OBJECTIVE - Which lines of the material contain the string "edge"? List each of them in full, treating uppercase and lowercase letters as different.

Layout annotation data -
start

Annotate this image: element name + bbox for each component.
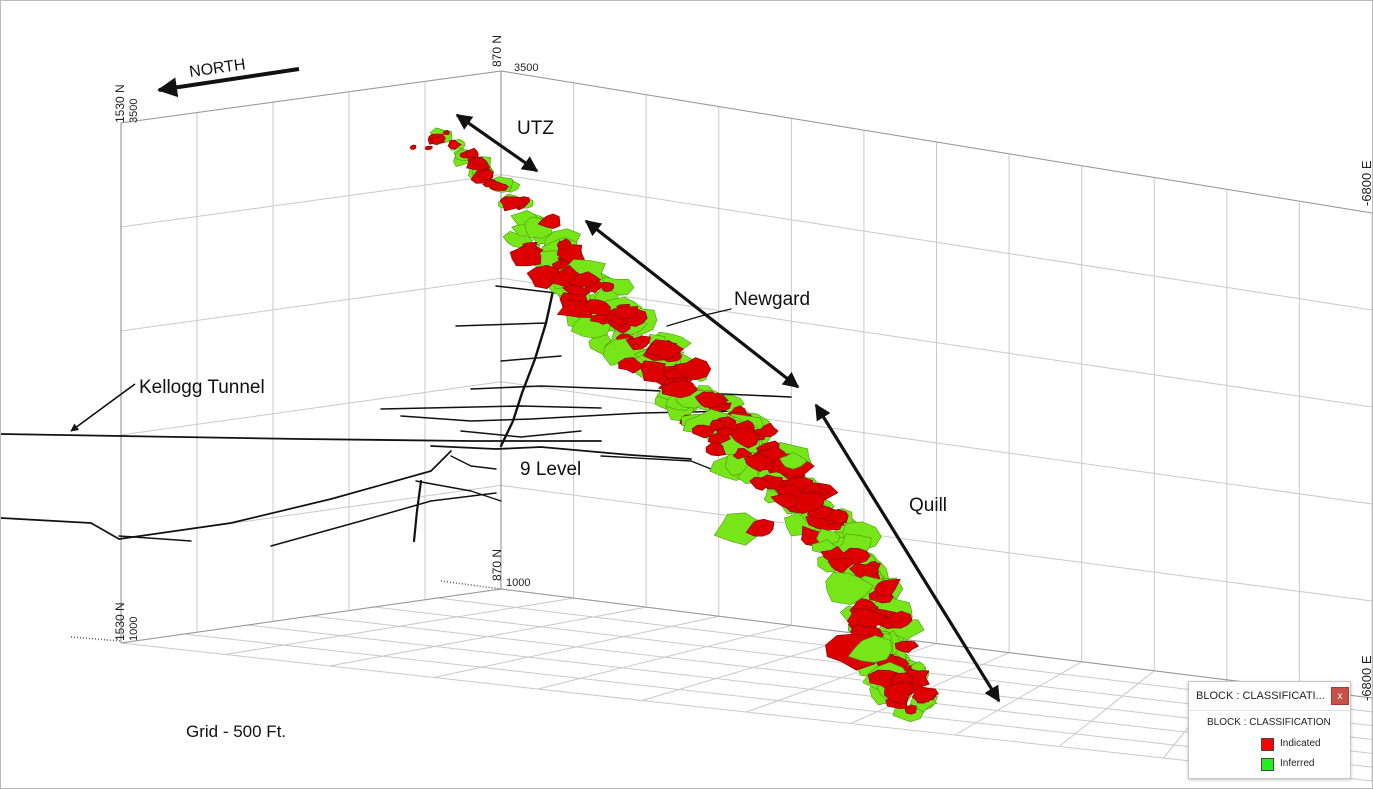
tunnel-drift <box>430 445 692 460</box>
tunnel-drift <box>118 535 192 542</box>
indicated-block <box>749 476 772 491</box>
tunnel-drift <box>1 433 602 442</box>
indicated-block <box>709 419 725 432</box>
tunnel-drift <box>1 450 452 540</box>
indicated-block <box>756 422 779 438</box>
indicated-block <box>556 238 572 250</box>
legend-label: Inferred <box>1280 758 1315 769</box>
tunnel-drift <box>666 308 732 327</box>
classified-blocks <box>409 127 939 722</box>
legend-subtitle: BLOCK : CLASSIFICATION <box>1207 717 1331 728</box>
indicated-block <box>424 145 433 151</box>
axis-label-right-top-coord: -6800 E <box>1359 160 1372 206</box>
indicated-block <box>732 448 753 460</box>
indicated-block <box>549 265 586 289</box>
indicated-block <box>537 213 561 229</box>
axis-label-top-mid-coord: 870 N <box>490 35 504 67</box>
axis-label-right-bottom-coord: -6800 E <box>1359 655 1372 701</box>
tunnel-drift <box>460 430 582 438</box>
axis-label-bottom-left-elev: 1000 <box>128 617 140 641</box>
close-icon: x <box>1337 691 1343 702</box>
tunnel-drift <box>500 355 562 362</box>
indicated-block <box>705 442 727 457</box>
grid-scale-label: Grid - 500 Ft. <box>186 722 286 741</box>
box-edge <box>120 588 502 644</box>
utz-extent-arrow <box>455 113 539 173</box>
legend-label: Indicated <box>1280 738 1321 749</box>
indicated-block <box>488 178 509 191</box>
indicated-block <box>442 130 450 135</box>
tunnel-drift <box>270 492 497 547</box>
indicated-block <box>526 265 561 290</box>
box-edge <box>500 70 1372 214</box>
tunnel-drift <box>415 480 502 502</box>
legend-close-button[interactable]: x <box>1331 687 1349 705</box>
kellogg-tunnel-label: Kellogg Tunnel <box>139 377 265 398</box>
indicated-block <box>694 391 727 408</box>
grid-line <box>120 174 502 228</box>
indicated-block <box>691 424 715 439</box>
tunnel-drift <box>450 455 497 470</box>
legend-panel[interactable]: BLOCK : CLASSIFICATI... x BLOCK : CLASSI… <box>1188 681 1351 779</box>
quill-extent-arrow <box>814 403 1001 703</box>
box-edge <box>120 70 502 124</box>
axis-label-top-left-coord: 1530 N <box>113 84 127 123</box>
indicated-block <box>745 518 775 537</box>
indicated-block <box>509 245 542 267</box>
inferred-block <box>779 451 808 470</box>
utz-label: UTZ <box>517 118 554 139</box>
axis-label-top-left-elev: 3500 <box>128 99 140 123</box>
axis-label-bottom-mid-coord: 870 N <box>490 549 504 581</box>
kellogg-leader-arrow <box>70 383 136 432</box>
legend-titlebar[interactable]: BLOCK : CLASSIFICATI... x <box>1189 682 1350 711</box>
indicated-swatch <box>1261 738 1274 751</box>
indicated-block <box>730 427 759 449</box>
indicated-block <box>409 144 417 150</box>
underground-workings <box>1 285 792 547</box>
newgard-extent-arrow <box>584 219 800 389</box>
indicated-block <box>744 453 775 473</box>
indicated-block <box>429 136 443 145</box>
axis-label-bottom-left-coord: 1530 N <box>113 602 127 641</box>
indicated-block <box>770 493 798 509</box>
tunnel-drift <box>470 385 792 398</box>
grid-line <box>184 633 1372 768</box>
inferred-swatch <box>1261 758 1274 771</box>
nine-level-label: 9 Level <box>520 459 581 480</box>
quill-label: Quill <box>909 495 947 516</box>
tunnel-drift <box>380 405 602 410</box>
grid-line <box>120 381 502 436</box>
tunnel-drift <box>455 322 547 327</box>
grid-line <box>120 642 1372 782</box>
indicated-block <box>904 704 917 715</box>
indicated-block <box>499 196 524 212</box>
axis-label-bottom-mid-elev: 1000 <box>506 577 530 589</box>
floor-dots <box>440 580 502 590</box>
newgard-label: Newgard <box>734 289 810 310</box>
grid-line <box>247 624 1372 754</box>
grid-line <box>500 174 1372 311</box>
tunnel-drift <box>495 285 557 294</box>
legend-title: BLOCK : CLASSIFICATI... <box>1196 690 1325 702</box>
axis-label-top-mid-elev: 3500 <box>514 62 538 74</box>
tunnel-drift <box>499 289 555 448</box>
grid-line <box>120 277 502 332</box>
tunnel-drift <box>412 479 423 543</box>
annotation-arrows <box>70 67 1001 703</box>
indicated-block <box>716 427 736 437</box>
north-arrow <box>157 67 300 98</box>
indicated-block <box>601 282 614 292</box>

end

TASK RESULT -
box-edge <box>120 588 502 644</box>
box-edge <box>500 70 1372 214</box>
box-edge <box>120 70 502 124</box>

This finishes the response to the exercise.